■ **Short problem**
Using the data below, copy every line that contains the word "this".
____________
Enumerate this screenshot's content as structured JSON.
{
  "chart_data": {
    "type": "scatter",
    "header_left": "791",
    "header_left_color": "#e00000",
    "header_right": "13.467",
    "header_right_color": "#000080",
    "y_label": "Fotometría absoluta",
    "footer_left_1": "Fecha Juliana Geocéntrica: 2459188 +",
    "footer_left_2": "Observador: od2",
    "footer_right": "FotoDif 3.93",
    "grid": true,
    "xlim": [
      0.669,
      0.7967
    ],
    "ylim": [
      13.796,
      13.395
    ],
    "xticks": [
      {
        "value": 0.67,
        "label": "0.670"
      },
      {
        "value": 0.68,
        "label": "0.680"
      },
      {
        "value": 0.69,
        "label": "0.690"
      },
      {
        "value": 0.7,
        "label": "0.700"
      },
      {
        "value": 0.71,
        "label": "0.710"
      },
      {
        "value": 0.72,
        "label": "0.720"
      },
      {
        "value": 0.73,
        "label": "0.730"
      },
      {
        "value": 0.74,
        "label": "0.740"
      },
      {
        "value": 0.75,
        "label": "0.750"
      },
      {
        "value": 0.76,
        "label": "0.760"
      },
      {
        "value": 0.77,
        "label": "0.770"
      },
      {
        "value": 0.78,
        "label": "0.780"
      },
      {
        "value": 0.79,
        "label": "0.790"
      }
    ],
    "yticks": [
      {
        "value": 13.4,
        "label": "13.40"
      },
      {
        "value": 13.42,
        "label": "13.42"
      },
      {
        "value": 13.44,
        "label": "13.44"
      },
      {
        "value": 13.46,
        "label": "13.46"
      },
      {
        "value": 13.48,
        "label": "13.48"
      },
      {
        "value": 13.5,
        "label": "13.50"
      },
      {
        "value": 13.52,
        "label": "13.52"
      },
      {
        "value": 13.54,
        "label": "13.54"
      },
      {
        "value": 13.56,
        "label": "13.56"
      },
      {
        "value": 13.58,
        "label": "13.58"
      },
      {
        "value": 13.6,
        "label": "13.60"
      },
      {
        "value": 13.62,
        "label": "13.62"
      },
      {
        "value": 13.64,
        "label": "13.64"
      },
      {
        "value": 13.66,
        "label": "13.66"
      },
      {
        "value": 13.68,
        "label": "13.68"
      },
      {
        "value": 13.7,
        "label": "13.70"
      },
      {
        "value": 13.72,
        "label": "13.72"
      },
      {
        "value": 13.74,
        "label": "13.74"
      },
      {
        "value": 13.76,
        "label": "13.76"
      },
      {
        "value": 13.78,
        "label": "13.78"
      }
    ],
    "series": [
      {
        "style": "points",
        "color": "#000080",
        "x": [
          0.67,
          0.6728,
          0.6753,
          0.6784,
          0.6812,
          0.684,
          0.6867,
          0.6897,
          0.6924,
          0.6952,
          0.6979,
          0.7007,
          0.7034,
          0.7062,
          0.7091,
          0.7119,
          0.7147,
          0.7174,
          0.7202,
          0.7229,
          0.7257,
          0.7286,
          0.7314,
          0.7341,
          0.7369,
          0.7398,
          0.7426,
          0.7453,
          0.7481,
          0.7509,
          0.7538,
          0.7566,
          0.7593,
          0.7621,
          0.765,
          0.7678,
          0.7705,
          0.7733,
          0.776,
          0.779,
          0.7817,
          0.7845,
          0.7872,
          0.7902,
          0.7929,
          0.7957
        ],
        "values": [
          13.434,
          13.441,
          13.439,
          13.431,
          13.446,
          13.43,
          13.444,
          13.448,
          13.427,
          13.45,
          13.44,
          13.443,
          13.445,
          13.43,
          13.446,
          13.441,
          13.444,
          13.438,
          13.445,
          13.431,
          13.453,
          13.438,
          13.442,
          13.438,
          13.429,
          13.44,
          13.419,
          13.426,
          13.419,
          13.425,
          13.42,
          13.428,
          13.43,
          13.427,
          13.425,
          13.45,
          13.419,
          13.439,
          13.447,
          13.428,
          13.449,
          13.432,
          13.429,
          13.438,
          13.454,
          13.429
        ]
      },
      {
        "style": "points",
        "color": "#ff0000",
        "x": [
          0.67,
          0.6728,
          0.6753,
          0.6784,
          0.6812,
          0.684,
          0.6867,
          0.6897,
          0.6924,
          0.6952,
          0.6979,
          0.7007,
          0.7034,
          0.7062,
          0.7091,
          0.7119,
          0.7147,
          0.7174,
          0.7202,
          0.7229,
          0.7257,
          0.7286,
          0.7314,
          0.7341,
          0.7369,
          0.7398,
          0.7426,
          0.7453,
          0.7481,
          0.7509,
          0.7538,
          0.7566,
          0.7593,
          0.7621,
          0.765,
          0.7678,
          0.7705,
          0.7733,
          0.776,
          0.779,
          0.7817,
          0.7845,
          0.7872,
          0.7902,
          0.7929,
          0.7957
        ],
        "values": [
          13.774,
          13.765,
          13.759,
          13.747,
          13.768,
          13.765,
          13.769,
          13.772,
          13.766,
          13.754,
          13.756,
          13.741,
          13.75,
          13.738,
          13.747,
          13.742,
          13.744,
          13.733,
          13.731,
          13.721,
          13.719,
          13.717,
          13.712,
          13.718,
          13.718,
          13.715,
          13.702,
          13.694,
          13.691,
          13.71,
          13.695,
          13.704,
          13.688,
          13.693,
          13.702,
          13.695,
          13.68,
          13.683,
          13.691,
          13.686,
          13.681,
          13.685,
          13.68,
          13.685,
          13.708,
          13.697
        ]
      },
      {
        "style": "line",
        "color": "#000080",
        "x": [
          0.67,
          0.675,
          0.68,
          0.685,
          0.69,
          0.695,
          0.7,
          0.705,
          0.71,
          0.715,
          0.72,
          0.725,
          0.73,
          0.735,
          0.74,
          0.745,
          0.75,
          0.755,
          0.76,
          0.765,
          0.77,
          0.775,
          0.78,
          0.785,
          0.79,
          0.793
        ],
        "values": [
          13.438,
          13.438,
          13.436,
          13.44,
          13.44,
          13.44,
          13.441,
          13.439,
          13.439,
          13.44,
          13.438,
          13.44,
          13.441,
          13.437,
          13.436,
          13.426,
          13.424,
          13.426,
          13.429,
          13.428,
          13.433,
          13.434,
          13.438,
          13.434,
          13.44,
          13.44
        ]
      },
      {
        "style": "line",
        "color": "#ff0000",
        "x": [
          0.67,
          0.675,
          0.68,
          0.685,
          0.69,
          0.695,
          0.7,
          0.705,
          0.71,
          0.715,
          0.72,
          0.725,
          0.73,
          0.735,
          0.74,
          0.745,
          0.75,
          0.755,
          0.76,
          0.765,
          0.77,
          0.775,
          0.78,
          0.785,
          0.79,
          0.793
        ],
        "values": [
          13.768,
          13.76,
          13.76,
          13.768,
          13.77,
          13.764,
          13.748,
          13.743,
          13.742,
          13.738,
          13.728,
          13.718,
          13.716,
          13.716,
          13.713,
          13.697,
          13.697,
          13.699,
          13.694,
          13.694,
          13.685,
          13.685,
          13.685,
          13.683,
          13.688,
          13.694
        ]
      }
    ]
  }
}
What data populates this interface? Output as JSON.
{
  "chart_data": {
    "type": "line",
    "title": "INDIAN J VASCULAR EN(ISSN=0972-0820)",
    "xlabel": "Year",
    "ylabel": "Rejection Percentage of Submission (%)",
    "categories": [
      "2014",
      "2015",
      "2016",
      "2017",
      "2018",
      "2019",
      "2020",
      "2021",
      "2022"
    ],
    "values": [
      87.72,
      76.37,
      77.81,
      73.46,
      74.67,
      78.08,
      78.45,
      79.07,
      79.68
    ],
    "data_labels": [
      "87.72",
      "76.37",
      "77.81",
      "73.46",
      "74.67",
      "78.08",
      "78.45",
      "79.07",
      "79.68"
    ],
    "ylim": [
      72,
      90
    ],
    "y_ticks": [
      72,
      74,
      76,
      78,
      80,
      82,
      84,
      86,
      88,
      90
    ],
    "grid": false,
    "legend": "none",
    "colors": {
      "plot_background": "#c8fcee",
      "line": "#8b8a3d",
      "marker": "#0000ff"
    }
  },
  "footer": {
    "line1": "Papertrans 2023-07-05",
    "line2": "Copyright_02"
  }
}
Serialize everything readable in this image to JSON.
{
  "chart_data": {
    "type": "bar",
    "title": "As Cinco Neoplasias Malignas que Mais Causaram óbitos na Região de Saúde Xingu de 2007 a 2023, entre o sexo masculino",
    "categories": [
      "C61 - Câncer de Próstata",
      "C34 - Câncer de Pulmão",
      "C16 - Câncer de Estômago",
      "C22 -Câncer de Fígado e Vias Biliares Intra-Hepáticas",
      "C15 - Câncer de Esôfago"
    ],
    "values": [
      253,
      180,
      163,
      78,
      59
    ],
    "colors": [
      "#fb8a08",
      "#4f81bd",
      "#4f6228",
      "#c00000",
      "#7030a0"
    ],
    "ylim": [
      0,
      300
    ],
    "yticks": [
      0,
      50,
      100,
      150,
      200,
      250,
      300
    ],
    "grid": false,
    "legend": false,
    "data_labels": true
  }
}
____________
■ **Answer to the task**
Enumerate this screenshot's content as structured JSON.
What data populates this interface? Output as JSON.
Serialize everything readable in this image to JSON.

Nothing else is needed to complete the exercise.